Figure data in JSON
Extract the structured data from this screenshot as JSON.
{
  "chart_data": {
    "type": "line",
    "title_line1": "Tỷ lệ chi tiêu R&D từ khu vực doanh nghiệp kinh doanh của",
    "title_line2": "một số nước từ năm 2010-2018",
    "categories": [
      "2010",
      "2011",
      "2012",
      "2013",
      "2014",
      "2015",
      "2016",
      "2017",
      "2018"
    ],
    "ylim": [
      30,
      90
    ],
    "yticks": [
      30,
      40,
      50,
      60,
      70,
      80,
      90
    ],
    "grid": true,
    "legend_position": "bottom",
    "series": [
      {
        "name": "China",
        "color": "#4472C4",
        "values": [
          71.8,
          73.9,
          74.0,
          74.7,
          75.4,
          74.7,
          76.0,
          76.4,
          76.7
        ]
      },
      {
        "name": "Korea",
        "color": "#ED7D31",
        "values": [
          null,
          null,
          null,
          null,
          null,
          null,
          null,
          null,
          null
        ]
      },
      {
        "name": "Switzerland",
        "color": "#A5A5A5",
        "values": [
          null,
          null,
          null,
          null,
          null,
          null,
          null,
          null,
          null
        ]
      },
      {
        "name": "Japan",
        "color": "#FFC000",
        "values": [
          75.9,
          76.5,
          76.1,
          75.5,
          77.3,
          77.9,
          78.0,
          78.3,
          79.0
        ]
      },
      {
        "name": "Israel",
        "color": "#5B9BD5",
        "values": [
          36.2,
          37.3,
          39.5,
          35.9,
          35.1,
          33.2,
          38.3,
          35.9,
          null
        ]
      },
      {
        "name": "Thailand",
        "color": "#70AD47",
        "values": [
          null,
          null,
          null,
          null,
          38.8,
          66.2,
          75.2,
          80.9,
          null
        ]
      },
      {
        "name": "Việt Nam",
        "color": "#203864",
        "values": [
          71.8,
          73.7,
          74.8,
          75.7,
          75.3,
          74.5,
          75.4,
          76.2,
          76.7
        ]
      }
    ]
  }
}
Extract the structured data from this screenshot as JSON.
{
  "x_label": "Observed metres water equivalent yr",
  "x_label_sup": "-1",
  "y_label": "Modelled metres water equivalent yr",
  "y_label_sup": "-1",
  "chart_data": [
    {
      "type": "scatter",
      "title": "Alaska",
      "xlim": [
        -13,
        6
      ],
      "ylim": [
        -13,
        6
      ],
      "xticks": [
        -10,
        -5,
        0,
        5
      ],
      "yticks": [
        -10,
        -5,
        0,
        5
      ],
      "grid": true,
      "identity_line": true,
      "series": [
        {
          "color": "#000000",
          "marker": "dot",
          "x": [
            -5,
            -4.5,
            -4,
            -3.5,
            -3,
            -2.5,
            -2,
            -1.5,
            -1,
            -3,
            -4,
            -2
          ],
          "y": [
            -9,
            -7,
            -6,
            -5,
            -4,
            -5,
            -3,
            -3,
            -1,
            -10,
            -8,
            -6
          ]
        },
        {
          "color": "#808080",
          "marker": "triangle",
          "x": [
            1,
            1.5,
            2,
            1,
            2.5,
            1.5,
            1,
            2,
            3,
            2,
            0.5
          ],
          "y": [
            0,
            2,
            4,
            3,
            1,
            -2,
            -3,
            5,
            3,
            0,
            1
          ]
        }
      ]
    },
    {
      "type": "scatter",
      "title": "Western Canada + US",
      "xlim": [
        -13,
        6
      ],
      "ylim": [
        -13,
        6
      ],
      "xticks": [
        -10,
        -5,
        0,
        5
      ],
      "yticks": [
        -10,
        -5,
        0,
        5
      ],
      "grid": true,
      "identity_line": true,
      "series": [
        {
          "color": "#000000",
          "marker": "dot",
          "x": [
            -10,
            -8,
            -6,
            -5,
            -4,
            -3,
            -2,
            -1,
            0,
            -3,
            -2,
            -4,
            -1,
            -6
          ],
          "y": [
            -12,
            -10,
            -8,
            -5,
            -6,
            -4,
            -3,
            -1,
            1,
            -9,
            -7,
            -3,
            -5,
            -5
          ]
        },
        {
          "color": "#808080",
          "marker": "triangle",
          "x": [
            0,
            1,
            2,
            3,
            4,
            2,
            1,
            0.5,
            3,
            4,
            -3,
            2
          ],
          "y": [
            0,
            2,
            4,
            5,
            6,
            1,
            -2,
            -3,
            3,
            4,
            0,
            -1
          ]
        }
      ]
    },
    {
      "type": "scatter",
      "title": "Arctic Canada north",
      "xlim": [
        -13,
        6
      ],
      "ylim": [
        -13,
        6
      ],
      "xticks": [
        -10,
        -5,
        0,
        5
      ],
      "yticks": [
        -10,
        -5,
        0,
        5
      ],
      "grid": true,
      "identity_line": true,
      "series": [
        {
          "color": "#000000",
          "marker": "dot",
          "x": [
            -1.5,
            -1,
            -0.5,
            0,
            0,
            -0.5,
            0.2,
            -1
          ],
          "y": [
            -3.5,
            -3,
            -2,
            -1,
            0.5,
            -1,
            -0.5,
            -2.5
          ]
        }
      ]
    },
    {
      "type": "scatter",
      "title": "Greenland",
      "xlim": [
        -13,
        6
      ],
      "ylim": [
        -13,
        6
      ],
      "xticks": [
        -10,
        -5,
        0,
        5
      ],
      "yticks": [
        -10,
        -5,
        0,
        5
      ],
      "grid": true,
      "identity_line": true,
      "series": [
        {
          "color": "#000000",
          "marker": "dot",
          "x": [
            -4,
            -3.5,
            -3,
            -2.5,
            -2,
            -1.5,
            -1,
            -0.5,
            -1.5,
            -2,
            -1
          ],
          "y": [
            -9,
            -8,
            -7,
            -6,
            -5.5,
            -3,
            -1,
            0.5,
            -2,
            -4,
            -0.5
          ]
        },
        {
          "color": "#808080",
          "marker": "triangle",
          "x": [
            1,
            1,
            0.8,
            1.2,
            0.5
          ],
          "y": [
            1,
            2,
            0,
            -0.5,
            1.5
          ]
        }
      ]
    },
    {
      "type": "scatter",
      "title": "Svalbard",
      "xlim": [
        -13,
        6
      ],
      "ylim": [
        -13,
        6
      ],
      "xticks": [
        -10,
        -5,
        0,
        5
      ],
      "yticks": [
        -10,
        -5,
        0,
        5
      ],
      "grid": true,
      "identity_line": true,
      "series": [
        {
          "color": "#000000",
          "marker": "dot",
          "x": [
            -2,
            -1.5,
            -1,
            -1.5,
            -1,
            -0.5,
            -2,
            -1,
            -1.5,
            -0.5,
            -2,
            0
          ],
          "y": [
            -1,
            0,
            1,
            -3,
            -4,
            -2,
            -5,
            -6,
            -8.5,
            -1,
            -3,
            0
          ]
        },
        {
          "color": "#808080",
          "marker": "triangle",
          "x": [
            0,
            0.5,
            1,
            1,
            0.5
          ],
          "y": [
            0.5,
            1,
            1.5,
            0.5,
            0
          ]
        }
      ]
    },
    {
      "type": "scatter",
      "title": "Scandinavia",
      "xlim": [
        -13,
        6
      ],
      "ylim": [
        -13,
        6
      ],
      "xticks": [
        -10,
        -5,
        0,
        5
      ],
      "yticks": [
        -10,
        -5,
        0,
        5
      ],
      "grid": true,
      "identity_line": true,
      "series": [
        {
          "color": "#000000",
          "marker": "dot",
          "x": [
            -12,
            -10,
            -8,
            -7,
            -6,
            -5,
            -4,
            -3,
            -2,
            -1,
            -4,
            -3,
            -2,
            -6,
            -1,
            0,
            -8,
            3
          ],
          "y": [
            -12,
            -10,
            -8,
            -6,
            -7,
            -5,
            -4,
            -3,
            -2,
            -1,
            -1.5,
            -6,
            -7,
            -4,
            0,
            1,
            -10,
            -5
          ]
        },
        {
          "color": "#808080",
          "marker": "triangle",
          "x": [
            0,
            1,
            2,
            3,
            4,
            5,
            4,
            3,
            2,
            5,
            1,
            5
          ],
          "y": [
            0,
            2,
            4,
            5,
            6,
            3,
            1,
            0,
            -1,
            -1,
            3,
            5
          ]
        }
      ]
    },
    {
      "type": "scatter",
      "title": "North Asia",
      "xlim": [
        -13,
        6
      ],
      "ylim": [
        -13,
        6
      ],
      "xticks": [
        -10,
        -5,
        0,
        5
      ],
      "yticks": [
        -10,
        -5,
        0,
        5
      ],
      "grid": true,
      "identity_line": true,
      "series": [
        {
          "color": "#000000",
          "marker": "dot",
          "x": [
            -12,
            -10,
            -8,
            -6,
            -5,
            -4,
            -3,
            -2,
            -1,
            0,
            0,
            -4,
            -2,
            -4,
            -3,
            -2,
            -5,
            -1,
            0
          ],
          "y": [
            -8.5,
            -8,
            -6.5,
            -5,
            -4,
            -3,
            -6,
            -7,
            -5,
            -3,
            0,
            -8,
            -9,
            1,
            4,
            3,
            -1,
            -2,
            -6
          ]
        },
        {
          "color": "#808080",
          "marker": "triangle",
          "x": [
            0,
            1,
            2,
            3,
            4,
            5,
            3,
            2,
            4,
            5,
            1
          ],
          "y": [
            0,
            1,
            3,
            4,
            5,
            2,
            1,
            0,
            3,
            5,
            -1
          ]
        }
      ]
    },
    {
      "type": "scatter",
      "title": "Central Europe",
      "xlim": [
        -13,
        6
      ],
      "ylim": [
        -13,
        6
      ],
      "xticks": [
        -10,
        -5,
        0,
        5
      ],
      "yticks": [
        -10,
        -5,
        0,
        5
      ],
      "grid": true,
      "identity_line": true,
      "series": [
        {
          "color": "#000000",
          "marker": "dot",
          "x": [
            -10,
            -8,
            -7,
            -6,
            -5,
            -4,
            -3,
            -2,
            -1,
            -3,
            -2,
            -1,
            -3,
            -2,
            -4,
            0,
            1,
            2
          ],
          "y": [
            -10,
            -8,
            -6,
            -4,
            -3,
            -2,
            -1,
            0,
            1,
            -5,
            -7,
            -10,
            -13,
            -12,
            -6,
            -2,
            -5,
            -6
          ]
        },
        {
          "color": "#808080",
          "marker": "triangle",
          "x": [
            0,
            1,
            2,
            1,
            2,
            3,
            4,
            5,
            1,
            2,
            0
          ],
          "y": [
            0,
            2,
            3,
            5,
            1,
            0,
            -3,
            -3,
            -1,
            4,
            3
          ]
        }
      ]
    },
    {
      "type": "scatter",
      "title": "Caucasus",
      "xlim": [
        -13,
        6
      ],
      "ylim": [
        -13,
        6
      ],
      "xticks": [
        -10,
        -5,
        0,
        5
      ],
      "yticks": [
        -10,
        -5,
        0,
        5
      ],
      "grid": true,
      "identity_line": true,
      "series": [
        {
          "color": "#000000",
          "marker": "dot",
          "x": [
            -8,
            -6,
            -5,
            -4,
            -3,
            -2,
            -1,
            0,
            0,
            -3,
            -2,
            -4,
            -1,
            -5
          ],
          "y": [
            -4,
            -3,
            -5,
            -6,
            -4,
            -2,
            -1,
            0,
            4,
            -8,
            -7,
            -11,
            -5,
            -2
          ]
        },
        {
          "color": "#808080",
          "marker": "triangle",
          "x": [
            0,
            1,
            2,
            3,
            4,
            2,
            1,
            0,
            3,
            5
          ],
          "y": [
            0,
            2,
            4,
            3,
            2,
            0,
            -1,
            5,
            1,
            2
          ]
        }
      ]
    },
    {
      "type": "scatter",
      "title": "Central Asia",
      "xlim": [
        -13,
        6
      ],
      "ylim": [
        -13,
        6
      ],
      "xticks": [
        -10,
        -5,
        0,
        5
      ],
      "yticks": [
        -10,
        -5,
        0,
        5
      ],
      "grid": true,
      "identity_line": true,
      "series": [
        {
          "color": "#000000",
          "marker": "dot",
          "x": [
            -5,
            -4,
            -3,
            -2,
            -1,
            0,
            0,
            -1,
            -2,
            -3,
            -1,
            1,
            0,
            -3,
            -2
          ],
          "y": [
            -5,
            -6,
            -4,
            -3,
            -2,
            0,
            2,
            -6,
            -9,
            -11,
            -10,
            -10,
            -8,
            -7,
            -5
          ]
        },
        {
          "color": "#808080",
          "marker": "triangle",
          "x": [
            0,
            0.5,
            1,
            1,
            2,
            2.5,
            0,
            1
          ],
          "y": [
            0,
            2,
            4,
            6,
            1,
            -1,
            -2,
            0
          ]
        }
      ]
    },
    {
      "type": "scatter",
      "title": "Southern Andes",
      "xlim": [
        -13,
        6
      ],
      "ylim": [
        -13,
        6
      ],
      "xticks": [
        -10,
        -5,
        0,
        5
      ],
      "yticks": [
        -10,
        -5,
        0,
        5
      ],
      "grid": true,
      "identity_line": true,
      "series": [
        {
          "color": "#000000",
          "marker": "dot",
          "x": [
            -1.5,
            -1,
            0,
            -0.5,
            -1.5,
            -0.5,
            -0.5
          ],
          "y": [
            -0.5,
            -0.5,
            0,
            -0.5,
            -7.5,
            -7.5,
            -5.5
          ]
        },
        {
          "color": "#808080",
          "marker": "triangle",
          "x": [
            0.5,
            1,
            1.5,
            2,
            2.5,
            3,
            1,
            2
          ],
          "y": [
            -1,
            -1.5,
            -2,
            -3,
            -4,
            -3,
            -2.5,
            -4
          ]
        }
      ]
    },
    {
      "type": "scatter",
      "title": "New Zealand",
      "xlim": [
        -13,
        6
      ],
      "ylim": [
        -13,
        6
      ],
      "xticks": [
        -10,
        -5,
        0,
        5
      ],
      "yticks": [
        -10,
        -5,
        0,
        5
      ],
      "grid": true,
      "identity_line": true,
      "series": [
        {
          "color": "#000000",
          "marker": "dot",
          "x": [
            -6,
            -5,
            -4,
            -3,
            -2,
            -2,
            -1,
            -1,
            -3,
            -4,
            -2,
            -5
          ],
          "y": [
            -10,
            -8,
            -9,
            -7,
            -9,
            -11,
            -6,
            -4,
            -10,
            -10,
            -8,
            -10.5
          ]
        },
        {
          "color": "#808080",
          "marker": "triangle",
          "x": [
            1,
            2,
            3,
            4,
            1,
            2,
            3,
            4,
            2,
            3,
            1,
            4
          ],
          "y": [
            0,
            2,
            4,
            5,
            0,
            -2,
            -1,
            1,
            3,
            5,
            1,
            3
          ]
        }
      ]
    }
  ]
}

Problem description
Copy each line of the records that contains the word "water".

The response
  "x_label": "Observed metres water equivalent yr",
  "y_label": "Modelled metres water equivalent yr",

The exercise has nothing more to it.